• [TASK REQUIREMENTS]: From the entries below, copy every line that holds the word "DARPG".

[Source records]
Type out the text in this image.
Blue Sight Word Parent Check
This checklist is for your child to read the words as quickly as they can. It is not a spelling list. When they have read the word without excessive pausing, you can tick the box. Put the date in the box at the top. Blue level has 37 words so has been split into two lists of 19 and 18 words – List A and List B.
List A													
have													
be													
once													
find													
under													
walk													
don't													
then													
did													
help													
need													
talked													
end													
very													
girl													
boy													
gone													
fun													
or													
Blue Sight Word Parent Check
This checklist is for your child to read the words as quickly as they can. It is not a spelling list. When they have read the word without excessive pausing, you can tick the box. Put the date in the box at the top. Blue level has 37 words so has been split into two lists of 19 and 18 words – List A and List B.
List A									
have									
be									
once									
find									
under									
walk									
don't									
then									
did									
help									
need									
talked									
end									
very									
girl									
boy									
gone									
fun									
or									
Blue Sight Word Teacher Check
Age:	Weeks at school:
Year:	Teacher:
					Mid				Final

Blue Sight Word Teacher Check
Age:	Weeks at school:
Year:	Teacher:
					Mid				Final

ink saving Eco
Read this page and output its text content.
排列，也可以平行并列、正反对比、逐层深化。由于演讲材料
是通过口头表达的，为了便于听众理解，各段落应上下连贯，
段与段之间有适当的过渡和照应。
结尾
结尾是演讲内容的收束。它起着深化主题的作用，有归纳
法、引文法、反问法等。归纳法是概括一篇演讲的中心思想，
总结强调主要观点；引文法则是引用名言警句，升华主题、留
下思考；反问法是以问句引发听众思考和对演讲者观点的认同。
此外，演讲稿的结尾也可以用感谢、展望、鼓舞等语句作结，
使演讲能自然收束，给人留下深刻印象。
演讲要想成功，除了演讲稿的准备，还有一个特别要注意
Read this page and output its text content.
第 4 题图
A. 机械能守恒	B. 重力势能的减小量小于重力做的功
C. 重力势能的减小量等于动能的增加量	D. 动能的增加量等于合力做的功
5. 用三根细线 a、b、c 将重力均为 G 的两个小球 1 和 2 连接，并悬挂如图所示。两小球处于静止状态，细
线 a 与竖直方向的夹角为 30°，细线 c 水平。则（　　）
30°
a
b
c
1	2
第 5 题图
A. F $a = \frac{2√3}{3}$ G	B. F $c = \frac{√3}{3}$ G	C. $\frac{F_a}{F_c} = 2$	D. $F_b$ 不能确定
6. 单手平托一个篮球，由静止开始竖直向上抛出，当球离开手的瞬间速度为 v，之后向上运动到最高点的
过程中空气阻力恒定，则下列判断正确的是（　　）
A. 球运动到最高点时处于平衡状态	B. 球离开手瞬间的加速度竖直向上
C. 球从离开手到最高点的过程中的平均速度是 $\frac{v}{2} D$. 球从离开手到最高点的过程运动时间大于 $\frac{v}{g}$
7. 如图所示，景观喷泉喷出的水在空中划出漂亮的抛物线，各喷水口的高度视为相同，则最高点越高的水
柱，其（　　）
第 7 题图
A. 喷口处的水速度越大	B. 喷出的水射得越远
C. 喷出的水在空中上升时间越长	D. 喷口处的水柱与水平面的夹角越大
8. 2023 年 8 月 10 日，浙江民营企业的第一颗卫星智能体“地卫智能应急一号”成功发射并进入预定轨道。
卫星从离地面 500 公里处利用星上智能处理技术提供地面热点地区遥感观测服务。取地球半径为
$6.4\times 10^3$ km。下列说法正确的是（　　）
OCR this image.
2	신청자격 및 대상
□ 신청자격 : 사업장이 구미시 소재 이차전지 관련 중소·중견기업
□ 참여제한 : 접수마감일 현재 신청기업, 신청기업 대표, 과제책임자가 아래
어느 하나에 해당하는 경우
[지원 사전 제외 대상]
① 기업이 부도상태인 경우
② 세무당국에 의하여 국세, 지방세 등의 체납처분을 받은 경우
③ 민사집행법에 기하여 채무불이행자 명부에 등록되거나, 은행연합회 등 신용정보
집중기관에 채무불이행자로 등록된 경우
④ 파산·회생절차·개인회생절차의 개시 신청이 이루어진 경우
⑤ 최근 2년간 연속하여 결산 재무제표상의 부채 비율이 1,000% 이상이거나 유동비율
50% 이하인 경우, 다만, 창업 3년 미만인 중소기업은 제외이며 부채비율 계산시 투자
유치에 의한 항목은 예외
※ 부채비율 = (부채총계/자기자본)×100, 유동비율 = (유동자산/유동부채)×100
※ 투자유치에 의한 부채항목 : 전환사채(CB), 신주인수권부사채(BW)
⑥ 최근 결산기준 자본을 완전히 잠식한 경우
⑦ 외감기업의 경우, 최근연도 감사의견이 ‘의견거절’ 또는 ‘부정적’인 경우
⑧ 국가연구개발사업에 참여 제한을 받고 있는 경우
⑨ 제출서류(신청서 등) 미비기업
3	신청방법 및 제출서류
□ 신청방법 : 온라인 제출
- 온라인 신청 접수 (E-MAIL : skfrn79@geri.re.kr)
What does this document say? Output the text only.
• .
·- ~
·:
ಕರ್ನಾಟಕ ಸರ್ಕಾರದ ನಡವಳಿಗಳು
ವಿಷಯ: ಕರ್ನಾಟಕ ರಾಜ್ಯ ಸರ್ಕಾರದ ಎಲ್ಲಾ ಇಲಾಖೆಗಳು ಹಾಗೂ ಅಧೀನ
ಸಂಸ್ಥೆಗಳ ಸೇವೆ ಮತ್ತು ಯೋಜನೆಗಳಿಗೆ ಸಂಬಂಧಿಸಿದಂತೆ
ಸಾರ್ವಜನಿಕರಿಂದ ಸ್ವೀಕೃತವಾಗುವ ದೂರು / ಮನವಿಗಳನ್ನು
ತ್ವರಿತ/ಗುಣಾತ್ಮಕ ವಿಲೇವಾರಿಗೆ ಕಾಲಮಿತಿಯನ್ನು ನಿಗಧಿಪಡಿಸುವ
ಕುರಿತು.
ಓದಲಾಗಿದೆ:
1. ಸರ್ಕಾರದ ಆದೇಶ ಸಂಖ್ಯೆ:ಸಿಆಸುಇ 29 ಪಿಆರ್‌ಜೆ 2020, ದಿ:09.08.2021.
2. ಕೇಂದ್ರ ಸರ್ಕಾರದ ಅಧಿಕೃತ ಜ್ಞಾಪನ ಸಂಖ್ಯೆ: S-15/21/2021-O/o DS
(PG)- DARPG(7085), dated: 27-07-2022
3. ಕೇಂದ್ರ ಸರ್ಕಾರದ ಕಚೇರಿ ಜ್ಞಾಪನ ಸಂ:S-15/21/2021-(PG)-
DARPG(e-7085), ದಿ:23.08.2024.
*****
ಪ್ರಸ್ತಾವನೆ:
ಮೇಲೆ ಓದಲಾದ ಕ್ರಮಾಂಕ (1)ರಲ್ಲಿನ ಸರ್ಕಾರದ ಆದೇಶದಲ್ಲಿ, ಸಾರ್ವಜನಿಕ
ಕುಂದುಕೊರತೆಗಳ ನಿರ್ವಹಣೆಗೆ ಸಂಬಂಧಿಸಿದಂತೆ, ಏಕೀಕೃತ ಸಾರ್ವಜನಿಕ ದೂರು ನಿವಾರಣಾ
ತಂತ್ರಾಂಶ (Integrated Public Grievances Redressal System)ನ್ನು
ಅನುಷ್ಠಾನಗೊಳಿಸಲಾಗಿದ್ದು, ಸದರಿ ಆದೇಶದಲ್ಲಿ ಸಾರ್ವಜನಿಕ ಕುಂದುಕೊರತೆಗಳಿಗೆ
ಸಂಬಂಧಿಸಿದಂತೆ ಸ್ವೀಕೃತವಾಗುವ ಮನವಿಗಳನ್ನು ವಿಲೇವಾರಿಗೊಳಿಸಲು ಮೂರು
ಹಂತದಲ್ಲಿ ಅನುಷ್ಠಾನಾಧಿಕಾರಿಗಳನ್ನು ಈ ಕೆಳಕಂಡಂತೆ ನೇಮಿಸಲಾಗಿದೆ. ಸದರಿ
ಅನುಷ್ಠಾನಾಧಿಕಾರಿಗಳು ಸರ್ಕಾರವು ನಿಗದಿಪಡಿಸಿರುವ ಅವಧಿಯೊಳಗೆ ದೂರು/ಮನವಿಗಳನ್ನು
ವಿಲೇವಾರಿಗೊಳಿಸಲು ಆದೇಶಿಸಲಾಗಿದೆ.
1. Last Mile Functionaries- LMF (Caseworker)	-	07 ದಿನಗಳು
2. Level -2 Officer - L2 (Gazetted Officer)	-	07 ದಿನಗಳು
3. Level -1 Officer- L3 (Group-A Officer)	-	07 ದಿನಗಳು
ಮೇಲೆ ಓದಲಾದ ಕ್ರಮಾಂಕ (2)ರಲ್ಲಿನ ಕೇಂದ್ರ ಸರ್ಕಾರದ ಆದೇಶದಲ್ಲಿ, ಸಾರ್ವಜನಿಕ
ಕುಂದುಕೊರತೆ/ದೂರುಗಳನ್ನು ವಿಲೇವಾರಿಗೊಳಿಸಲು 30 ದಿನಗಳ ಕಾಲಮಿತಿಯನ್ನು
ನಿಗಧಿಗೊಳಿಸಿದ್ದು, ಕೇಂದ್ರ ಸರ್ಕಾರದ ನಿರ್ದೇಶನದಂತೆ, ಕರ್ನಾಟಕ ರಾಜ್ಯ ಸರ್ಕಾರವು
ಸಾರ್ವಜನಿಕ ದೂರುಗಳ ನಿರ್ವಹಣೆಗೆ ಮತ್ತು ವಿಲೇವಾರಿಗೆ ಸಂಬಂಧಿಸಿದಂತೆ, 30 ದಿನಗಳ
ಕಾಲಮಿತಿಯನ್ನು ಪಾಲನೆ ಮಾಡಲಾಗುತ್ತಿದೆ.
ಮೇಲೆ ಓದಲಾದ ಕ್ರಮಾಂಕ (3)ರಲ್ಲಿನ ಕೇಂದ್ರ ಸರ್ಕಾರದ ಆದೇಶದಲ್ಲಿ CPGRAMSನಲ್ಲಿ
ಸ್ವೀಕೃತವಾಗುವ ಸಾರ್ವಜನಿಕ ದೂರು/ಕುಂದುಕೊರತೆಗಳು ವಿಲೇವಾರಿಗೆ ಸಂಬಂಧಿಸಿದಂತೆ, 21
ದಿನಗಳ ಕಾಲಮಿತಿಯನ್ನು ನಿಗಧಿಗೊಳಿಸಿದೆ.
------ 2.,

• [CORRECT RESULT]:
(PG)- DARPG(7085), dated: 27-07-2022
DARPG(e-7085), ದಿ:23.08.2024.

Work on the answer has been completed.